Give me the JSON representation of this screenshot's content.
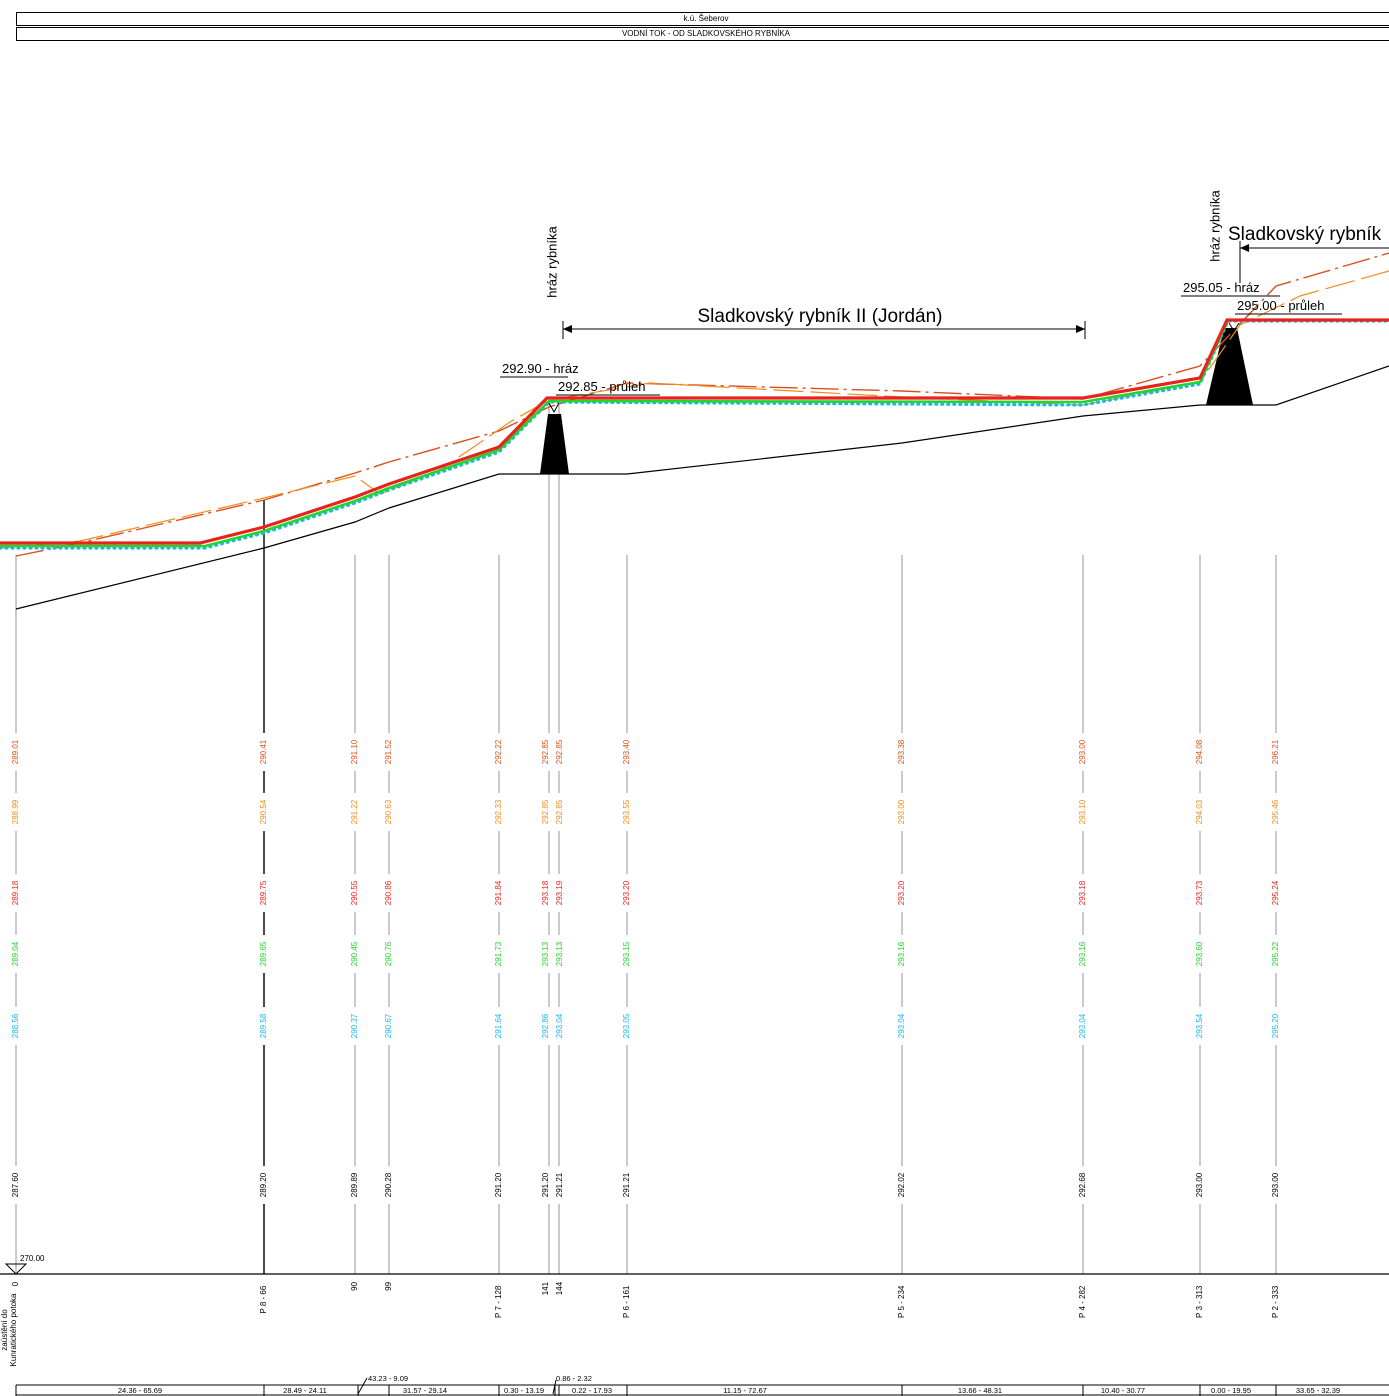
{
  "header": {
    "line1": "k.ú. Šeberov",
    "line2": "VODNÍ TOK - OD SLADKOVSKÉHO RYBNÍKA"
  },
  "annotations": {
    "dam_label_1": "hráz rybníka",
    "dam_label_2": "hráz rybníka",
    "pond_1": "Sladkovský rybník II (Jordán)",
    "pond_2": "Sladkovský rybník",
    "dam1_crest": "292.90 - hráz",
    "dam1_pass": "292.85 - průleh",
    "dam2_crest": "295.05 - hráz",
    "dam2_pass": "295.00 - průleh",
    "datum": "270.00",
    "mouth_label_1": "zaústění do",
    "mouth_label_2": "Kunratického potoka"
  },
  "colors": {
    "red": "#e8231d",
    "dark_orange": "#d9501e",
    "orange": "#f08c1c",
    "green": "#25d32a",
    "cyan": "#1ab7e8",
    "terrain": "#000000",
    "grid": "#7a7a7a"
  },
  "chart_data": {
    "type": "line",
    "stations": [
      {
        "id": "0",
        "label": "0",
        "bottom": "287.60",
        "r1": "289.01",
        "o": "288.99",
        "r2": "289.18",
        "g": "289.04",
        "c": "288.56"
      },
      {
        "id": "p8",
        "label": "P 8 - 66",
        "bottom": "289.20",
        "r1": "290.41",
        "o": "290.54",
        "r2": "289.75",
        "g": "289.65",
        "c": "289.58"
      },
      {
        "id": "s90",
        "label": "90",
        "bottom": "289.89",
        "r1": "291.10",
        "o": "291.22",
        "r2": "290.55",
        "g": "290.45",
        "c": "290.37"
      },
      {
        "id": "s99",
        "label": "99",
        "bottom": "290.28",
        "r1": "291.52",
        "o": "290.63",
        "r2": "290.86",
        "g": "290.76",
        "c": "290.67"
      },
      {
        "id": "p7",
        "label": "P 7 - 128",
        "bottom": "291.20",
        "r1": "292.22",
        "o": "292.33",
        "r2": "291.84",
        "g": "291.73",
        "c": "291.64"
      },
      {
        "id": "s141",
        "label": "141",
        "bottom": "291.20",
        "r1": "292.85",
        "o": "292.85",
        "r2": "293.18",
        "g": "293.13",
        "c": "292.86"
      },
      {
        "id": "s144",
        "label": "144",
        "bottom": "291.21",
        "r1": "292.85",
        "o": "292.85",
        "r2": "293.19",
        "g": "293.13",
        "c": "293.04"
      },
      {
        "id": "p6",
        "label": "P 6 - 161",
        "bottom": "291.21",
        "r1": "293.40",
        "o": "293.55",
        "r2": "293.20",
        "g": "293.15",
        "c": "293.05"
      },
      {
        "id": "p5",
        "label": "P 5 - 234",
        "bottom": "292.02",
        "r1": "293.38",
        "o": "293.00",
        "r2": "293.20",
        "g": "293.16",
        "c": "293.04"
      },
      {
        "id": "p4",
        "label": "P 4 - 282",
        "bottom": "292.68",
        "r1": "293.00",
        "o": "293.10",
        "r2": "293.18",
        "g": "293.16",
        "c": "293.04"
      },
      {
        "id": "p3",
        "label": "P 3 - 313",
        "bottom": "293.00",
        "r1": "294.08",
        "o": "294.03",
        "r2": "293.73",
        "g": "293.60",
        "c": "293.54"
      },
      {
        "id": "p2",
        "label": "P 2 - 333",
        "bottom": "293.00",
        "r1": "296.21",
        "o": "295.46",
        "r2": "295.24",
        "g": "295.22",
        "c": "295.20"
      }
    ],
    "segments": [
      "24.36 - 65.69",
      "28.49 - 24.11",
      "43.23 - 9.09",
      "31.57 - 29.14",
      "0.30 - 13.19",
      "0.86 - 2.32",
      "0.22 - 17.93",
      "11.15 - 72.67",
      "13.66 - 48.31",
      "10.40 - 30.77",
      "0.00 - 19.95",
      "33.65 - 32.39"
    ]
  }
}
########################################
- [Objective]
Reproduce every record above exactly, omitting the pictures.

- [Exercise response]
Give me the JSON representation of this screenshot's content.
{
  "header": {
    "line1": "k.ú. Šeberov",
    "line2": "VODNÍ TOK - OD SLADKOVSKÉHO RYBNÍKA"
  },
  "annotations": {
    "dam_label_1": "hráz rybníka",
    "dam_label_2": "hráz rybníka",
    "pond_1": "Sladkovský rybník II (Jordán)",
    "pond_2": "Sladkovský rybník",
    "dam1_crest": "292.90 - hráz",
    "dam1_pass": "292.85 - průleh",
    "dam2_crest": "295.05 - hráz",
    "dam2_pass": "295.00 - průleh",
    "datum": "270.00",
    "mouth_label_1": "zaústění do",
    "mouth_label_2": "Kunratického potoka"
  },
  "colors": {
    "red": "#e8231d",
    "dark_orange": "#d9501e",
    "orange": "#f08c1c",
    "green": "#25d32a",
    "cyan": "#1ab7e8",
    "terrain": "#000000",
    "grid": "#7a7a7a"
  },
  "chart_data": {
    "type": "line",
    "stations": [
      {
        "id": "0",
        "label": "0",
        "bottom": "287.60",
        "r1": "289.01",
        "o": "288.99",
        "r2": "289.18",
        "g": "289.04",
        "c": "288.56"
      },
      {
        "id": "p8",
        "label": "P 8 - 66",
        "bottom": "289.20",
        "r1": "290.41",
        "o": "290.54",
        "r2": "289.75",
        "g": "289.65",
        "c": "289.58"
      },
      {
        "id": "s90",
        "label": "90",
        "bottom": "289.89",
        "r1": "291.10",
        "o": "291.22",
        "r2": "290.55",
        "g": "290.45",
        "c": "290.37"
      },
      {
        "id": "s99",
        "label": "99",
        "bottom": "290.28",
        "r1": "291.52",
        "o": "290.63",
        "r2": "290.86",
        "g": "290.76",
        "c": "290.67"
      },
      {
        "id": "p7",
        "label": "P 7 - 128",
        "bottom": "291.20",
        "r1": "292.22",
        "o": "292.33",
        "r2": "291.84",
        "g": "291.73",
        "c": "291.64"
      },
      {
        "id": "s141",
        "label": "141",
        "bottom": "291.20",
        "r1": "292.85",
        "o": "292.85",
        "r2": "293.18",
        "g": "293.13",
        "c": "292.86"
      },
      {
        "id": "s144",
        "label": "144",
        "bottom": "291.21",
        "r1": "292.85",
        "o": "292.85",
        "r2": "293.19",
        "g": "293.13",
        "c": "293.04"
      },
      {
        "id": "p6",
        "label": "P 6 - 161",
        "bottom": "291.21",
        "r1": "293.40",
        "o": "293.55",
        "r2": "293.20",
        "g": "293.15",
        "c": "293.05"
      },
      {
        "id": "p5",
        "label": "P 5 - 234",
        "bottom": "292.02",
        "r1": "293.38",
        "o": "293.00",
        "r2": "293.20",
        "g": "293.16",
        "c": "293.04"
      },
      {
        "id": "p4",
        "label": "P 4 - 282",
        "bottom": "292.68",
        "r1": "293.00",
        "o": "293.10",
        "r2": "293.18",
        "g": "293.16",
        "c": "293.04"
      },
      {
        "id": "p3",
        "label": "P 3 - 313",
        "bottom": "293.00",
        "r1": "294.08",
        "o": "294.03",
        "r2": "293.73",
        "g": "293.60",
        "c": "293.54"
      },
      {
        "id": "p2",
        "label": "P 2 - 333",
        "bottom": "293.00",
        "r1": "296.21",
        "o": "295.46",
        "r2": "295.24",
        "g": "295.22",
        "c": "295.20"
      }
    ],
    "segments": [
      "24.36 - 65.69",
      "28.49 - 24.11",
      "43.23 - 9.09",
      "31.57 - 29.14",
      "0.30 - 13.19",
      "0.86 - 2.32",
      "0.22 - 17.93",
      "11.15 - 72.67",
      "13.66 - 48.31",
      "10.40 - 30.77",
      "0.00 - 19.95",
      "33.65 - 32.39"
    ]
  }
}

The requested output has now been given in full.